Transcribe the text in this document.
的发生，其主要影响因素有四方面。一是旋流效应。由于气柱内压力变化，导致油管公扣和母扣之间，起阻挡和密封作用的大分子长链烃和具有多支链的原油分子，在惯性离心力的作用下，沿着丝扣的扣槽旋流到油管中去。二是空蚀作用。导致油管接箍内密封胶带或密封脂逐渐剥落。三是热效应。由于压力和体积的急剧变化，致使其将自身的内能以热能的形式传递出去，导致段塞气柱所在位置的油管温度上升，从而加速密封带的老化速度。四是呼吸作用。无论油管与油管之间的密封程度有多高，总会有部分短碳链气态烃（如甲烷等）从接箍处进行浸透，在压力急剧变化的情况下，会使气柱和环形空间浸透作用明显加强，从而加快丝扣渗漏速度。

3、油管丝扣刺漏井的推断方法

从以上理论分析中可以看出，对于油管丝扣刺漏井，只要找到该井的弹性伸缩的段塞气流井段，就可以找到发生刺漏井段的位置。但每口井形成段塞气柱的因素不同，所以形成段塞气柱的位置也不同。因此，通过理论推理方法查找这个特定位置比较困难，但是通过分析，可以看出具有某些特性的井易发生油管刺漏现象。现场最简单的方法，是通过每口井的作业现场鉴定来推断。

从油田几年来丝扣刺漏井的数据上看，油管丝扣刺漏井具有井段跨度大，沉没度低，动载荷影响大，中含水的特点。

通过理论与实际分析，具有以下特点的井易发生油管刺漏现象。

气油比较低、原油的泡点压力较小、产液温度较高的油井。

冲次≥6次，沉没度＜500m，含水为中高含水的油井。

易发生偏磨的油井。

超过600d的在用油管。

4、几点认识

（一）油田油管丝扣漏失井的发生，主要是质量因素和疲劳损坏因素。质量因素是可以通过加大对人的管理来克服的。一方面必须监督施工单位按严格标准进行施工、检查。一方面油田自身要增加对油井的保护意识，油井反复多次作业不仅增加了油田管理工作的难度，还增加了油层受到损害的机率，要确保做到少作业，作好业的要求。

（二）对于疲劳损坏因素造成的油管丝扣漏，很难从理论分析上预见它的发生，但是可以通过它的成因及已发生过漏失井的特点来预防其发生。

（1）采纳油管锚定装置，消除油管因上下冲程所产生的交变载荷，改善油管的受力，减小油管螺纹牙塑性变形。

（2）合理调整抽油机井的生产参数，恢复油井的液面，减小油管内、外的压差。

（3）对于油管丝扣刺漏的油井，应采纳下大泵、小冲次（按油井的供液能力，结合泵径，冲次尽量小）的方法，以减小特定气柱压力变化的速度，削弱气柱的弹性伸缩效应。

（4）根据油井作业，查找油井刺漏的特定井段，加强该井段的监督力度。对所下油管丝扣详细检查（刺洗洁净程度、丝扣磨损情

|---|

From the listing above, extract all records word for word.

— FINAL ANSWER —
Transcribe the text in this document.
的发生，其主要影响因素有四方面。一是旋流效应。由于气柱内压力变化，导致油管公扣和母扣之间，起阻挡和密封作用的大分子长链烃和具有多支链的原油分子，在惯性离心力的作用下，沿着丝扣的扣槽旋流到油管中去。二是空蚀作用。导致油管接箍内密封胶带或密封脂逐渐剥落。三是热效应。由于压力和体积的急剧变化，致使其将自身的内能以热能的形式传递出去，导致段塞气柱所在位置的油管温度上升，从而加速密封带的老化速度。四是呼吸作用。无论油管与油管之间的密封程度有多高，总会有部分短碳链气态烃（如甲烷等）从接箍处进行浸透，在压力急剧变化的情况下，会使气柱和环形空间浸透作用明显加强，从而加快丝扣渗漏速度。

3、油管丝扣刺漏井的推断方法

从以上理论分析中可以看出，对于油管丝扣刺漏井，只要找到该井的弹性伸缩的段塞气流井段，就可以找到发生刺漏井段的位置。但每口井形成段塞气柱的因素不同，所以形成段塞气柱的位置也不同。因此，通过理论推理方法查找这个特定位置比较困难，但是通过分析，可以看出具有某些特性的井易发生油管刺漏现象。现场最简单的方法，是通过每口井的作业现场鉴定来推断。

从油田几年来丝扣刺漏井的数据上看，油管丝扣刺漏井具有井段跨度大，沉没度低，动载荷影响大，中含水的特点。

通过理论与实际分析，具有以下特点的井易发生油管刺漏现象。

气油比较低、原油的泡点压力较小、产液温度较高的油井。

冲次≥6次，沉没度＜500m，含水为中高含水的油井。

易发生偏磨的油井。

超过600d的在用油管。

4、几点认识

（一）油田油管丝扣漏失井的发生，主要是质量因素和疲劳损坏因素。质量因素是可以通过加大对人的管理来克服的。一方面必须监督施工单位按严格标准进行施工、检查。一方面油田自身要增加对油井的保护意识，油井反复多次作业不仅增加了油田管理工作的难度，还增加了油层受到损害的机率，要确保做到少作业，作好业的要求。

（二）对于疲劳损坏因素造成的油管丝扣漏，很难从理论分析上预见它的发生，但是可以通过它的成因及已发生过漏失井的特点来预防其发生。

（1）采纳油管锚定装置，消除油管因上下冲程所产生的交变载荷，改善油管的受力，减小油管螺纹牙塑性变形。

（2）合理调整抽油机井的生产参数，恢复油井的液面，减小油管内、外的压差。

（3）对于油管丝扣刺漏的油井，应采纳下大泵、小冲次（按油井的供液能力，结合泵径，冲次尽量小）的方法，以减小特定气柱压力变化的速度，削弱气柱的弹性伸缩效应。

（4）根据油井作业，查找油井刺漏的特定井段，加强该井段的监督力度。对所下油管丝扣详细检查（刺洗洁净程度、丝扣磨损情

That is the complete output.